AIM OF THE EXERCISE
Write the material out again in full, exactly.

--- BEGIN DATA FOR PROCESSING ---

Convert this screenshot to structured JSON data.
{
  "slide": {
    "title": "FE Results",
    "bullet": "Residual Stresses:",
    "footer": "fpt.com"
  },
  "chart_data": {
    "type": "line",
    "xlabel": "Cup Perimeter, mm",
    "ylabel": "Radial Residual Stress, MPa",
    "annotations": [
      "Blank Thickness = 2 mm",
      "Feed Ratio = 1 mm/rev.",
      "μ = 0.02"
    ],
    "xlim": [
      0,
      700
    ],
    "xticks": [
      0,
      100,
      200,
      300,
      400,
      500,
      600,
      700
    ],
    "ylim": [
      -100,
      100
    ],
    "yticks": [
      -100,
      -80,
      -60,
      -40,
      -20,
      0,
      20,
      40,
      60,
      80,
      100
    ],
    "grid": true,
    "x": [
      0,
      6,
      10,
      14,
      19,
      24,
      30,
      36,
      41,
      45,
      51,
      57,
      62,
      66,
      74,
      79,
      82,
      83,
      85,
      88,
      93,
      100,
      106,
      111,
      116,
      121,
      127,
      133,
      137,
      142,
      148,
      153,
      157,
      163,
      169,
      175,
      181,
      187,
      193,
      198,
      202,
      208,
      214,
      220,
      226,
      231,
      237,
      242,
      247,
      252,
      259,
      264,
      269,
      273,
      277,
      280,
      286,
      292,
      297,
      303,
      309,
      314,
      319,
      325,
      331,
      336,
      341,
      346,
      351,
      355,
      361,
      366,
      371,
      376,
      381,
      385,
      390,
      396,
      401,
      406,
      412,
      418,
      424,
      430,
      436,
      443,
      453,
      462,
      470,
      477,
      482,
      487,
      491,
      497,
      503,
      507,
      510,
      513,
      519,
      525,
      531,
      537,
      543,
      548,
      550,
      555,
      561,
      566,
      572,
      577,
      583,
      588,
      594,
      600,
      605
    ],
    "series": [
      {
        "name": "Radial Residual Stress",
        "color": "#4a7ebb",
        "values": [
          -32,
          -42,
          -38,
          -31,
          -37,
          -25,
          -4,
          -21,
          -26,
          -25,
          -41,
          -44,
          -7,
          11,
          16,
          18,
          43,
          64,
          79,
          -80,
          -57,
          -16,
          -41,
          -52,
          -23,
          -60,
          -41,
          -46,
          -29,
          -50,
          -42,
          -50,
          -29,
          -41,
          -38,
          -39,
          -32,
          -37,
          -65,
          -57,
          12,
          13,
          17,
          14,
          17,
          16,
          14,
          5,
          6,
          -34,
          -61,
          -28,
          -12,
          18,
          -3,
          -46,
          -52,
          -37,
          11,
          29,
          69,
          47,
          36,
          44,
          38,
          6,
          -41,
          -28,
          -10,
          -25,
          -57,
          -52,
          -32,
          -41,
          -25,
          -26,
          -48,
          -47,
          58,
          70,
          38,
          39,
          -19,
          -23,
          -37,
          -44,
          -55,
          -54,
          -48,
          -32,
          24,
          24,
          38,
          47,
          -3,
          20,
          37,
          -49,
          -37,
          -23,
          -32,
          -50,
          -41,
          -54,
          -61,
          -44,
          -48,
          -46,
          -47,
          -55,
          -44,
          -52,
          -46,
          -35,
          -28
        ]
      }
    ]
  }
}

--- END DATA FOR PROCESSING ---

ANSWER TO THIS PROBLEM
Convert this screenshot to structured JSON data.
{
  "slide": {
    "title": "FE Results",
    "bullet": "Residual Stresses:",
    "footer": "fpt.com"
  },
  "chart_data": {
    "type": "line",
    "xlabel": "Cup Perimeter, mm",
    "ylabel": "Radial Residual Stress, MPa",
    "annotations": [
      "Blank Thickness = 2 mm",
      "Feed Ratio = 1 mm/rev.",
      "μ = 0.02"
    ],
    "xlim": [
      0,
      700
    ],
    "xticks": [
      0,
      100,
      200,
      300,
      400,
      500,
      600,
      700
    ],
    "ylim": [
      -100,
      100
    ],
    "yticks": [
      -100,
      -80,
      -60,
      -40,
      -20,
      0,
      20,
      40,
      60,
      80,
      100
    ],
    "grid": true,
    "x": [
      0,
      6,
      10,
      14,
      19,
      24,
      30,
      36,
      41,
      45,
      51,
      57,
      62,
      66,
      74,
      79,
      82,
      83,
      85,
      88,
      93,
      100,
      106,
      111,
      116,
      121,
      127,
      133,
      137,
      142,
      148,
      153,
      157,
      163,
      169,
      175,
      181,
      187,
      193,
      198,
      202,
      208,
      214,
      220,
      226,
      231,
      237,
      242,
      247,
      252,
      259,
      264,
      269,
      273,
      277,
      280,
      286,
      292,
      297,
      303,
      309,
      314,
      319,
      325,
      331,
      336,
      341,
      346,
      351,
      355,
      361,
      366,
      371,
      376,
      381,
      385,
      390,
      396,
      401,
      406,
      412,
      418,
      424,
      430,
      436,
      443,
      453,
      462,
      470,
      477,
      482,
      487,
      491,
      497,
      503,
      507,
      510,
      513,
      519,
      525,
      531,
      537,
      543,
      548,
      550,
      555,
      561,
      566,
      572,
      577,
      583,
      588,
      594,
      600,
      605
    ],
    "series": [
      {
        "name": "Radial Residual Stress",
        "color": "#4a7ebb",
        "values": [
          -32,
          -42,
          -38,
          -31,
          -37,
          -25,
          -4,
          -21,
          -26,
          -25,
          -41,
          -44,
          -7,
          11,
          16,
          18,
          43,
          64,
          79,
          -80,
          -57,
          -16,
          -41,
          -52,
          -23,
          -60,
          -41,
          -46,
          -29,
          -50,
          -42,
          -50,
          -29,
          -41,
          -38,
          -39,
          -32,
          -37,
          -65,
          -57,
          12,
          13,
          17,
          14,
          17,
          16,
          14,
          5,
          6,
          -34,
          -61,
          -28,
          -12,
          18,
          -3,
          -46,
          -52,
          -37,
          11,
          29,
          69,
          47,
          36,
          44,
          38,
          6,
          -41,
          -28,
          -10,
          -25,
          -57,
          -52,
          -32,
          -41,
          -25,
          -26,
          -48,
          -47,
          58,
          70,
          38,
          39,
          -19,
          -23,
          -37,
          -44,
          -55,
          -54,
          -48,
          -32,
          24,
          24,
          38,
          47,
          -3,
          20,
          37,
          -49,
          -37,
          -23,
          -32,
          -50,
          -41,
          -54,
          -61,
          -44,
          -48,
          -46,
          -47,
          -55,
          -44,
          -52,
          -46,
          -35,
          -28
        ]
      }
    ]
  }
}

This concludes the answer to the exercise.